* [Given request]: Find every line with the word "name" and give their count, nothing else.

* [The records]:

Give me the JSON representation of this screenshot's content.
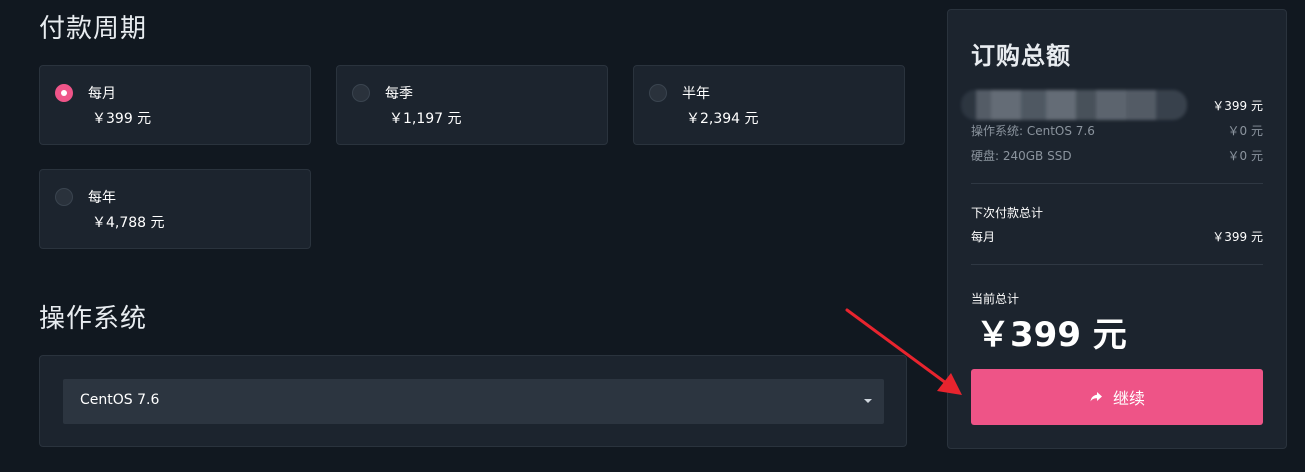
{
  "billing": {
    "title": "付款周期",
    "options": [
      {
        "name": "每月",
        "price": "￥399 元",
        "selected": true
      },
      {
        "name": "每季",
        "price": "￥1,197 元",
        "selected": false
      },
      {
        "name": "半年",
        "price": "￥2,394 元",
        "selected": false
      },
      {
        "name": "每年",
        "price": "￥4,788 元",
        "selected": false
      }
    ]
  },
  "os": {
    "title": "操作系统",
    "selected": "CentOS 7.6"
  },
  "summary": {
    "title": "订购总额",
    "product_price": "￥399 元",
    "lines": [
      {
        "label": "操作系统: CentOS 7.6",
        "value": "￥0 元"
      },
      {
        "label": "硬盘: 240GB SSD",
        "value": "￥0 元"
      }
    ],
    "next_payment_label": "下次付款总计",
    "next_payment_cycle": "每月",
    "next_payment_value": "￥399 元",
    "current_total_label": "当前总计",
    "current_total": "￥399 元",
    "continue_label": "继续"
  },
  "colors": {
    "accent": "#ee5487",
    "background": "#111820",
    "panel": "#1c242e",
    "annotation_arrow": "#e8242e"
  },
  "icons": {
    "radio_selected": "radio-checked-icon",
    "radio_unselected": "radio-unchecked-icon",
    "dropdown": "caret-down-icon",
    "continue": "share-arrow-icon"
  }
}
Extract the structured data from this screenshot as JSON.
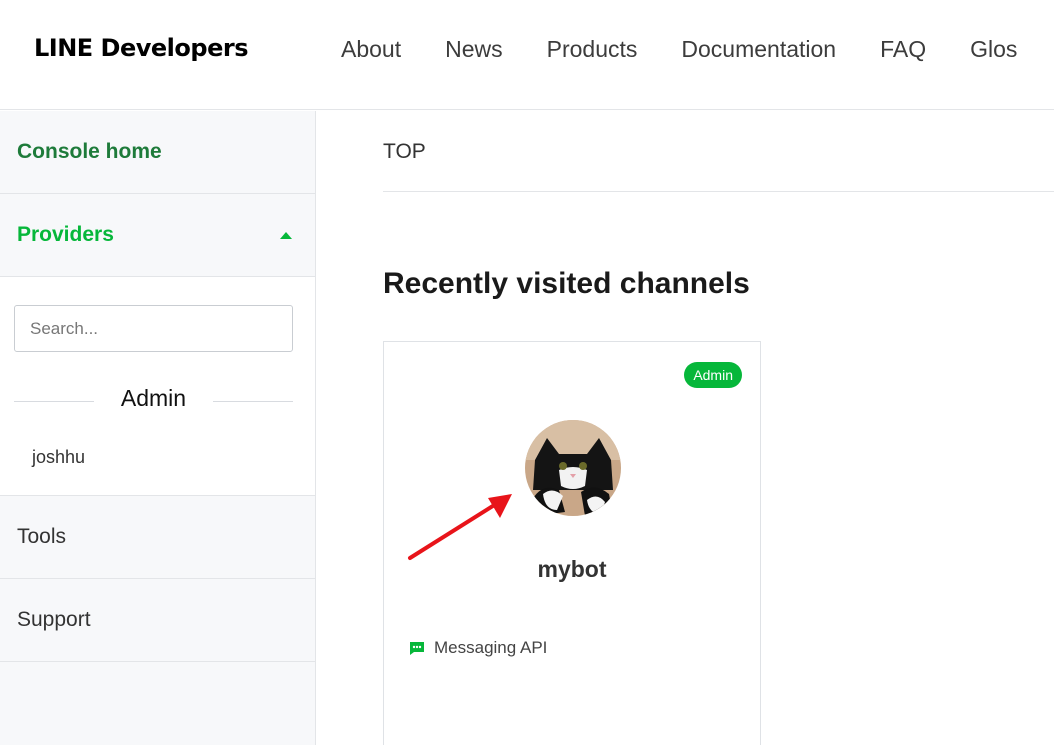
{
  "header": {
    "logo": "LINE Developers",
    "nav": [
      "About",
      "News",
      "Products",
      "Documentation",
      "FAQ",
      "Glos"
    ]
  },
  "sidebar": {
    "console_home": "Console home",
    "providers": "Providers",
    "search_placeholder": "Search...",
    "group_label": "Admin",
    "provider_items": [
      "joshhu"
    ],
    "tools": "Tools",
    "support": "Support"
  },
  "main": {
    "breadcrumb": "TOP",
    "section_title": "Recently visited channels",
    "channel": {
      "role_badge": "Admin",
      "name": "mybot",
      "type": "Messaging API"
    }
  },
  "colors": {
    "brand_green": "#06b73a",
    "console_green": "#1e7b3a",
    "annotation_arrow": "#e8141a"
  },
  "icons": {
    "providers_toggle": "chevron-up-icon",
    "channel_type": "chat-bubble-icon"
  }
}
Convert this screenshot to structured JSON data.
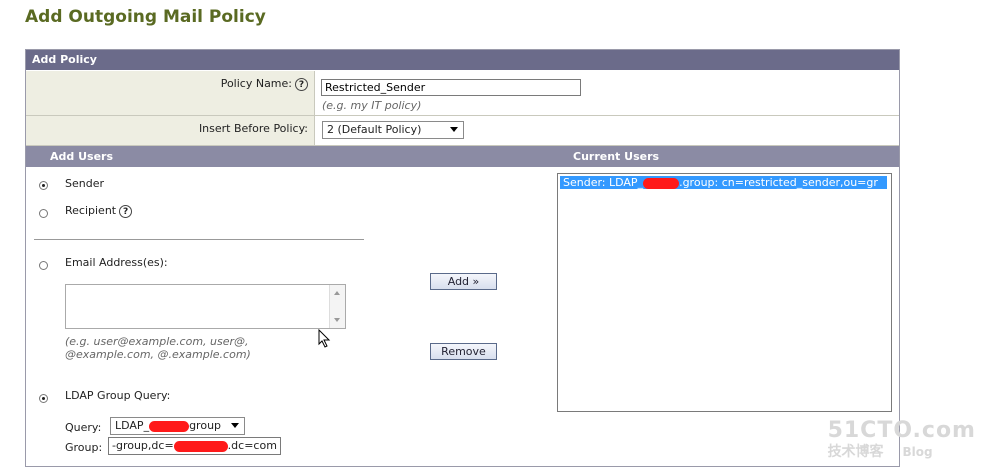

* [Answer for the task]: 5